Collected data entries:
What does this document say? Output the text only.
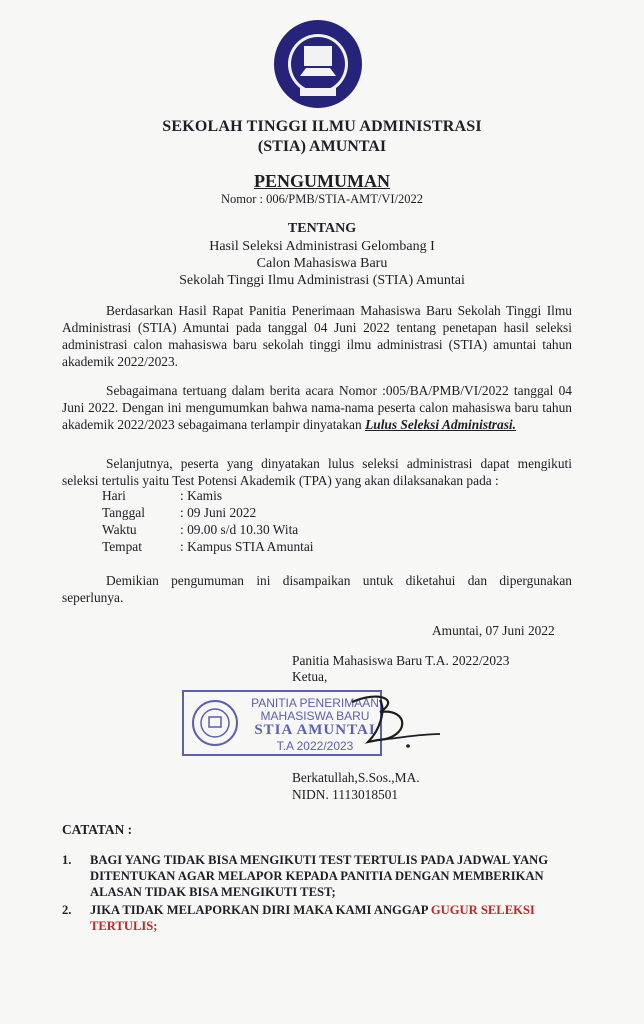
SEKOLAH TINGGI ILMU ADMINISTRASI
(STIA) AMUNTAI
PENGUMUMAN
Nomor : 006/PMB/STIA-AMT/VI/2022
TENTANG
Hasil Seleksi Administrasi Gelombang I
Calon Mahasiswa Baru
Sekolah Tinggi Ilmu Administrasi (STIA) Amuntai
Berdasarkan Hasil Rapat Panitia Penerimaan Mahasiswa Baru Sekolah Tinggi Ilmu Administrasi (STIA) Amuntai pada tanggal 04 Juni 2022 tentang penetapan hasil seleksi administrasi calon mahasiswa baru sekolah tinggi ilmu administrasi (STIA) amuntai tahun akademik 2022/2023.
Sebagaimana tertuang dalam berita acara Nomor :005/BA/PMB/VI/2022 tanggal 04 Juni 2022. Dengan ini mengumumkan bahwa nama-nama peserta calon mahasiswa baru tahun akademik 2022/2023 sebagaimana terlampir dinyatakan Lulus Seleksi Administrasi.
Selanjutnya, peserta yang dinyatakan lulus seleksi administrasi dapat mengikuti seleksi tertulis yaitu Test Potensi Akademik (TPA) yang akan dilaksanakan pada :
Hari	: Kamis
Tanggal	: 09 Juni 2022
Waktu	: 09.00 s/d 10.30 Wita
Tempat	: Kampus STIA Amuntai
Demikian pengumuman ini disampaikan untuk diketahui dan dipergunakan seperlunya.
Amuntai, 07 Juni 2022
Panitia Mahasiswa Baru T.A. 2022/2023
Ketua,
PANITIA PENERIMAAN
MAHASISWA BARU
STIA AMUNTAI
T.A 2022/2023
Berkatullah,S.Sos.,MA.
NIDN. 1113018501
CATATAN :
1. BAGI YANG TIDAK BISA MENGIKUTI TEST TERTULIS PADA JADWAL YANG DITENTUKAN AGAR MELAPOR KEPADA PANITIA DENGAN MEMBERIKAN ALASAN TIDAK BISA MENGIKUTI TEST;
2. JIKA TIDAK MELAPORKAN DIRI MAKA KAMI ANGGAP GUGUR SELEKSI TERTULIS;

#### GIVEN EXERCISE
Transcribe all the data word for word; the images stay out.

#### RESULT FOR THIS TASK
What does this document say? Output the text only.
SEKOLAH TINGGI ILMU ADMINISTRASI
(STIA) AMUNTAI
PENGUMUMAN
Nomor : 006/PMB/STIA-AMT/VI/2022
TENTANG
Hasil Seleksi Administrasi Gelombang I
Calon Mahasiswa Baru
Sekolah Tinggi Ilmu Administrasi (STIA) Amuntai
Berdasarkan Hasil Rapat Panitia Penerimaan Mahasiswa Baru Sekolah Tinggi Ilmu Administrasi (STIA) Amuntai pada tanggal 04 Juni 2022 tentang penetapan hasil seleksi administrasi calon mahasiswa baru sekolah tinggi ilmu administrasi (STIA) amuntai tahun akademik 2022/2023.
Sebagaimana tertuang dalam berita acara Nomor :005/BA/PMB/VI/2022 tanggal 04 Juni 2022. Dengan ini mengumumkan bahwa nama-nama peserta calon mahasiswa baru tahun akademik 2022/2023 sebagaimana terlampir dinyatakan Lulus Seleksi Administrasi.
Selanjutnya, peserta yang dinyatakan lulus seleksi administrasi dapat mengikuti seleksi tertulis yaitu Test Potensi Akademik (TPA) yang akan dilaksanakan pada :
Hari	: Kamis
Tanggal	: 09 Juni 2022
Waktu	: 09.00 s/d 10.30 Wita
Tempat	: Kampus STIA Amuntai
Demikian pengumuman ini disampaikan untuk diketahui dan dipergunakan seperlunya.
Amuntai, 07 Juni 2022
Panitia Mahasiswa Baru T.A. 2022/2023
Ketua,
PANITIA PENERIMAAN
MAHASISWA BARU
STIA AMUNTAI
T.A 2022/2023
Berkatullah,S.Sos.,MA.
NIDN. 1113018501
CATATAN :
1. BAGI YANG TIDAK BISA MENGIKUTI TEST TERTULIS PADA JADWAL YANG DITENTUKAN AGAR MELAPOR KEPADA PANITIA DENGAN MEMBERIKAN ALASAN TIDAK BISA MENGIKUTI TEST;
2. JIKA TIDAK MELAPORKAN DIRI MAKA KAMI ANGGAP GUGUR SELEKSI TERTULIS;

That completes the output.